Dataset content:
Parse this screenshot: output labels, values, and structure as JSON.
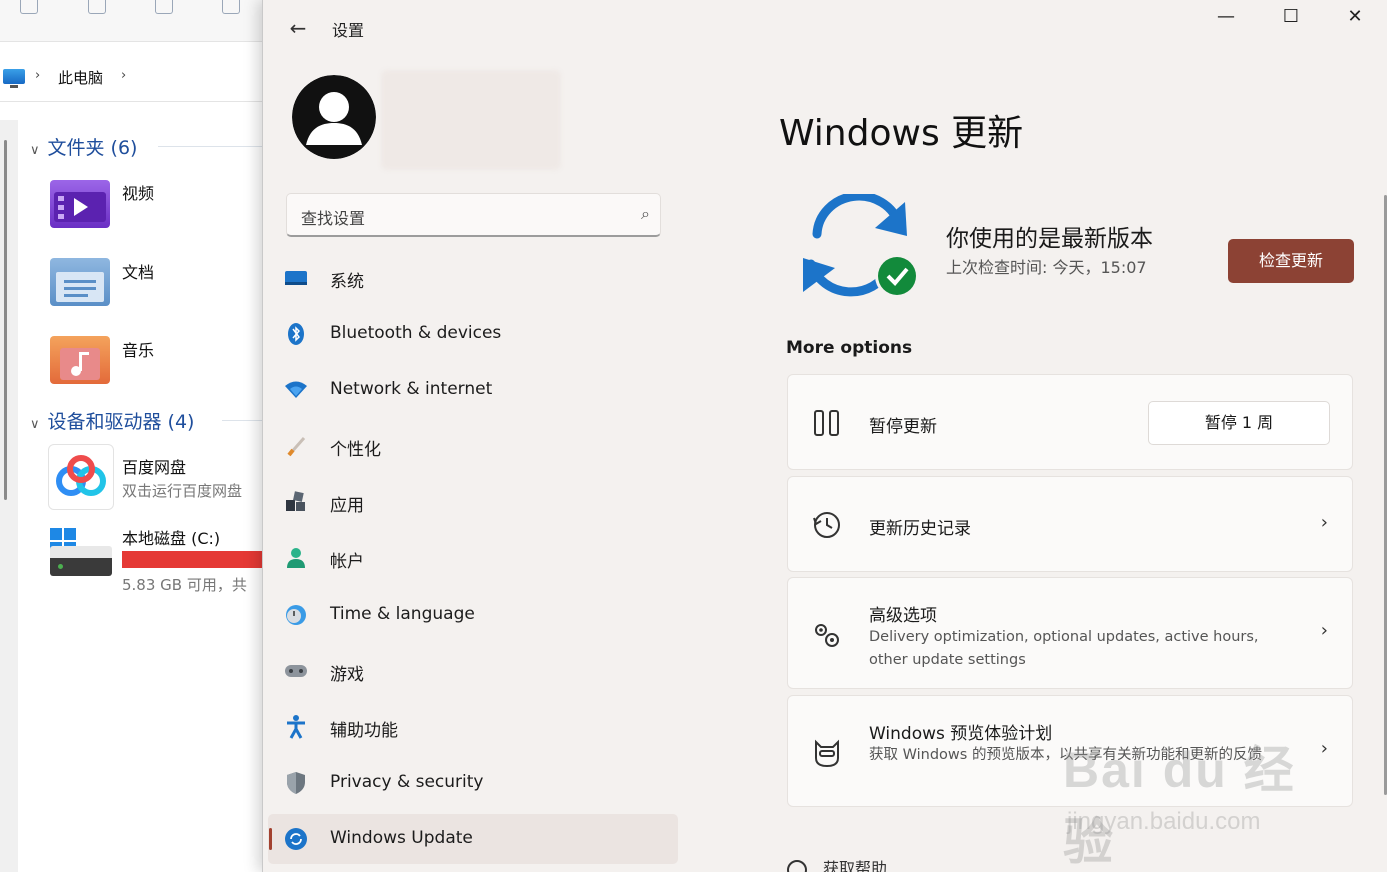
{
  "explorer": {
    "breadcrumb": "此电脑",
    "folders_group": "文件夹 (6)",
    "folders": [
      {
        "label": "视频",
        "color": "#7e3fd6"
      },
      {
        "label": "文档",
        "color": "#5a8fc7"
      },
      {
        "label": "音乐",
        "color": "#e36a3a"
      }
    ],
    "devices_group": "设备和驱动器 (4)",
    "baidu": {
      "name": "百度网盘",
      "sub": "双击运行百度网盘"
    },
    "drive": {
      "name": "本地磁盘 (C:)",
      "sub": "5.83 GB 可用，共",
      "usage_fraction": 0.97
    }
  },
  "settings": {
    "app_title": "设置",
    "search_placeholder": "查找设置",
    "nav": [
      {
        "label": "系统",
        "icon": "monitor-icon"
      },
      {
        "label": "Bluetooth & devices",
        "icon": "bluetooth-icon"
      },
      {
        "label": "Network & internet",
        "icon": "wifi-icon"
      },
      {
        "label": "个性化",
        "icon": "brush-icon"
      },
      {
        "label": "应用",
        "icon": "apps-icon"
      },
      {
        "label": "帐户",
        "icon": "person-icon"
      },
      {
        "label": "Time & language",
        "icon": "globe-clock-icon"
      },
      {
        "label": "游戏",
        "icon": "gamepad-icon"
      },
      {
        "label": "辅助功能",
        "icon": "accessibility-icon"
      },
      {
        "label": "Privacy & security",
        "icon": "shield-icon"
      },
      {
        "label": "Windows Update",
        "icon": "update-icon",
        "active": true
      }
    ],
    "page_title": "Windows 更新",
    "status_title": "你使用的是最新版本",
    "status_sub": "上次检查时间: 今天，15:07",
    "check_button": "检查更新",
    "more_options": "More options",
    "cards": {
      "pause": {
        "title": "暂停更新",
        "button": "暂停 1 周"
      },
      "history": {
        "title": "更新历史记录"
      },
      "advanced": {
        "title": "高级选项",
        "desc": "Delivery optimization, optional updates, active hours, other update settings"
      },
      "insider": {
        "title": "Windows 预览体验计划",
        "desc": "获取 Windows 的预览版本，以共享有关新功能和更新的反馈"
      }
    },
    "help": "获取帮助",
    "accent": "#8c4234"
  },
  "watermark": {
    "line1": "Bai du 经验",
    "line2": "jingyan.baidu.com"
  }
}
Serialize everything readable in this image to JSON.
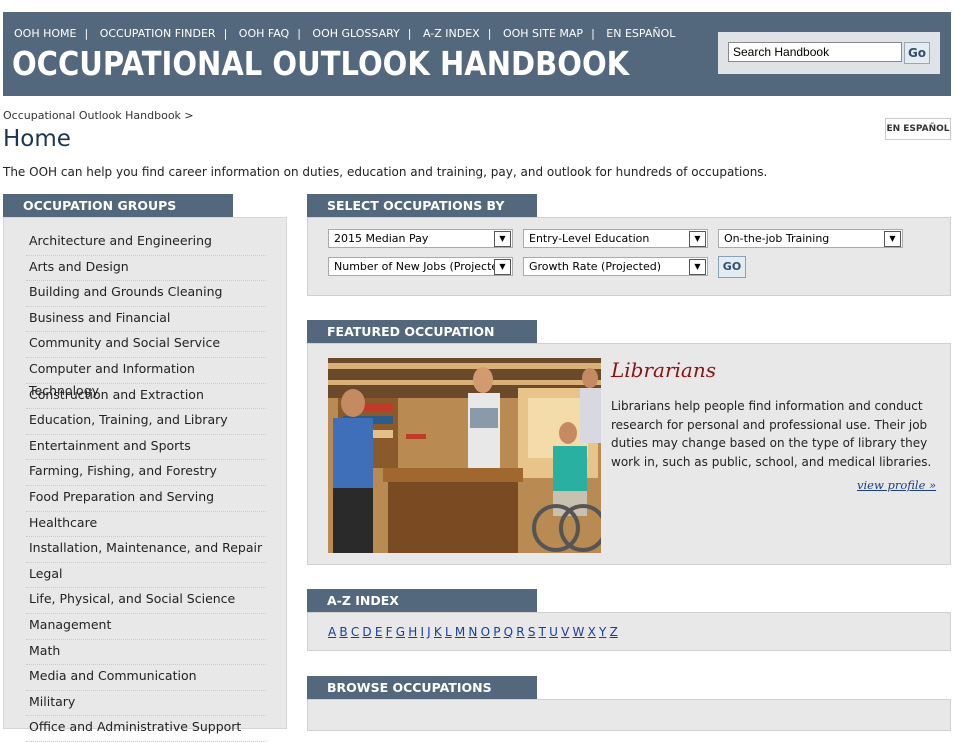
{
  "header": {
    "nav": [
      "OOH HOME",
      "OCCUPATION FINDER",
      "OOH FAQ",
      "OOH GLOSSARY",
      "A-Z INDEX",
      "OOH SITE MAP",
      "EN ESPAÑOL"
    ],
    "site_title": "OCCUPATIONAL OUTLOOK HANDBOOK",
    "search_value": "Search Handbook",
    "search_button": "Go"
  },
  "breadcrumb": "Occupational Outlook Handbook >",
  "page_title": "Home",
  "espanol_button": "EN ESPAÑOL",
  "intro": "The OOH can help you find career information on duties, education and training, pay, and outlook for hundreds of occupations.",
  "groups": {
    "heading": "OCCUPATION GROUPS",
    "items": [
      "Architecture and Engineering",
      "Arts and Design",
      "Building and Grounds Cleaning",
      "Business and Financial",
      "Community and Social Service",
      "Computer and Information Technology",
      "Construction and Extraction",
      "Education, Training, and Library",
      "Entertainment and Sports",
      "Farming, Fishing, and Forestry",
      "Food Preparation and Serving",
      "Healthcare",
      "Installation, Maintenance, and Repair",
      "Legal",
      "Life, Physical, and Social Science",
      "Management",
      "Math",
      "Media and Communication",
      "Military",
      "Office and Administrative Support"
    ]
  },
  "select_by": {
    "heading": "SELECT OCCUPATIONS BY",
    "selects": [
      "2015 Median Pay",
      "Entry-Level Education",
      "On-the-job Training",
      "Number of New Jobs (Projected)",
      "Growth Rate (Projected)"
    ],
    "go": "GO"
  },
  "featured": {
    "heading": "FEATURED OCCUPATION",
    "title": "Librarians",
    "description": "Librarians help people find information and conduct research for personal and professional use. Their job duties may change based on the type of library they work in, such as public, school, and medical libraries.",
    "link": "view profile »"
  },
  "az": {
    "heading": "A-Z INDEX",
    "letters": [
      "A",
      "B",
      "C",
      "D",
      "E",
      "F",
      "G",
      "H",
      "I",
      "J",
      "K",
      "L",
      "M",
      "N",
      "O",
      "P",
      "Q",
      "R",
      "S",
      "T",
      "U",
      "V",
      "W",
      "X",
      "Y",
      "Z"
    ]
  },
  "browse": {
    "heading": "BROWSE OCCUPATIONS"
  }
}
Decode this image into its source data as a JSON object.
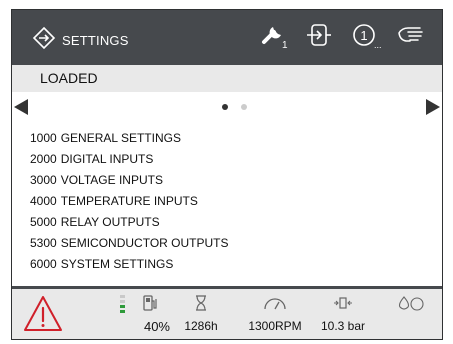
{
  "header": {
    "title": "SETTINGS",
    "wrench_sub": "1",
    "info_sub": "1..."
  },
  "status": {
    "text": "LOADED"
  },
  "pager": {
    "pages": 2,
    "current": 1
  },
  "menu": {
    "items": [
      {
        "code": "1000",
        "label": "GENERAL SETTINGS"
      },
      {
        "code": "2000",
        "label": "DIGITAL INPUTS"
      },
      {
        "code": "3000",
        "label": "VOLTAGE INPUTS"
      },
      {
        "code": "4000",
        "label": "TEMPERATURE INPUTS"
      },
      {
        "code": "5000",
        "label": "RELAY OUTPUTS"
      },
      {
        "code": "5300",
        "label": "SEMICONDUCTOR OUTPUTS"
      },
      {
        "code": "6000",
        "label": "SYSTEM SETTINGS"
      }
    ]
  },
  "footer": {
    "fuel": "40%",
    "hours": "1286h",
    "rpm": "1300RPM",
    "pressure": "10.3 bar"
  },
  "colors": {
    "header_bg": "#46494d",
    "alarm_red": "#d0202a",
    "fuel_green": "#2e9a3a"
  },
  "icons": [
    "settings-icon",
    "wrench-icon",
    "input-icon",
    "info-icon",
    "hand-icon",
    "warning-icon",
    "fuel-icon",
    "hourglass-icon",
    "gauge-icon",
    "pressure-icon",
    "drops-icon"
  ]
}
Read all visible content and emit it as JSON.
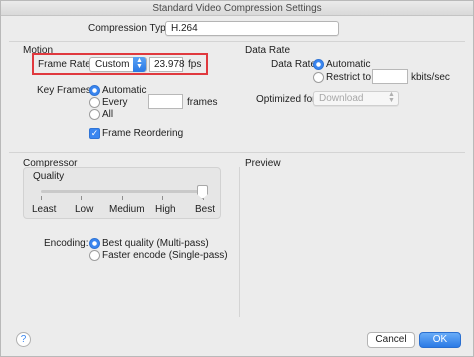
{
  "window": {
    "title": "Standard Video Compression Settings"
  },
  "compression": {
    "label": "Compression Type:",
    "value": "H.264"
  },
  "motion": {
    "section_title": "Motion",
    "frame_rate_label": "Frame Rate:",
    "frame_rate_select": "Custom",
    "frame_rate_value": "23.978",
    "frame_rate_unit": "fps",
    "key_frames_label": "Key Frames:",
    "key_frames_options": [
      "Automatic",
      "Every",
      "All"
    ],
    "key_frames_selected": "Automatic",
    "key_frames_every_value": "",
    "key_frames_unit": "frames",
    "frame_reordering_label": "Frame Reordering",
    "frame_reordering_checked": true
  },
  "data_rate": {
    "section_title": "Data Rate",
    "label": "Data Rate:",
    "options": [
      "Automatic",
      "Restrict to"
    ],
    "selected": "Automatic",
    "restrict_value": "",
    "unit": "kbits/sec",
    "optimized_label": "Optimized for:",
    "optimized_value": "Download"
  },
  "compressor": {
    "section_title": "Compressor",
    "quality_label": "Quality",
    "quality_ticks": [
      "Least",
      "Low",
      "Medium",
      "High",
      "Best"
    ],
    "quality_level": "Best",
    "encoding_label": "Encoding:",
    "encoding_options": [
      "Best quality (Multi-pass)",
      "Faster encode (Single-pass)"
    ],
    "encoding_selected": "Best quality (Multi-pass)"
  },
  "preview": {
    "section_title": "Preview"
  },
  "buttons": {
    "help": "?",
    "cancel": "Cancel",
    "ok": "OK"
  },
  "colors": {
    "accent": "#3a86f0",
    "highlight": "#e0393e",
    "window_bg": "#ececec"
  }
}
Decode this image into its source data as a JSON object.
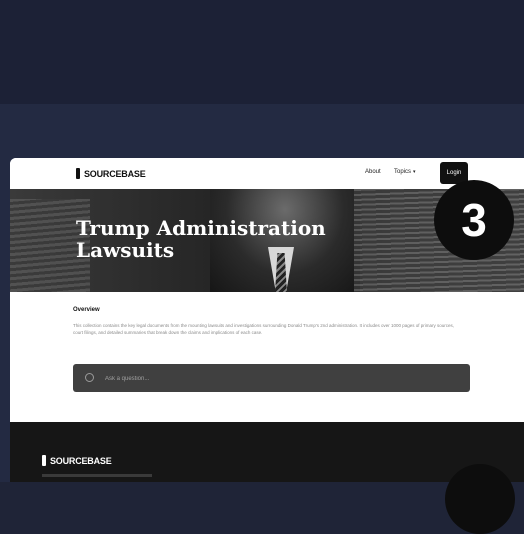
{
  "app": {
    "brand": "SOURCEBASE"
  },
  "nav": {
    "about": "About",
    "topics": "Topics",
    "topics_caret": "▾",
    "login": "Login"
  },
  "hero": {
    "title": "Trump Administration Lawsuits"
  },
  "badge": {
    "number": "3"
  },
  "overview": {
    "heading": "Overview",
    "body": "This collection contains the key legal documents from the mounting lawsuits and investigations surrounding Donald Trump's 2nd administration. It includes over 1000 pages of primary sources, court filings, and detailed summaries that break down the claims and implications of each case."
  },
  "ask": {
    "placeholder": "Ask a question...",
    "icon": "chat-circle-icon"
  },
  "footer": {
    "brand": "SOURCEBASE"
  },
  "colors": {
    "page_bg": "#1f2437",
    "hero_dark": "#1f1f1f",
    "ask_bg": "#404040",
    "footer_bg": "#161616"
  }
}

Required work: Every line of the listing that holds "pages" should be found and copied.

Exercise solution:
    "pages": 2,
    "body": "This collection contains the key legal documents from the mounting lawsuits and investigations surrounding Donald Trump's 2nd administration. It includes over 1000 pages of primary sources, court filings, and detailed summaries that break down the claims and implications of each case."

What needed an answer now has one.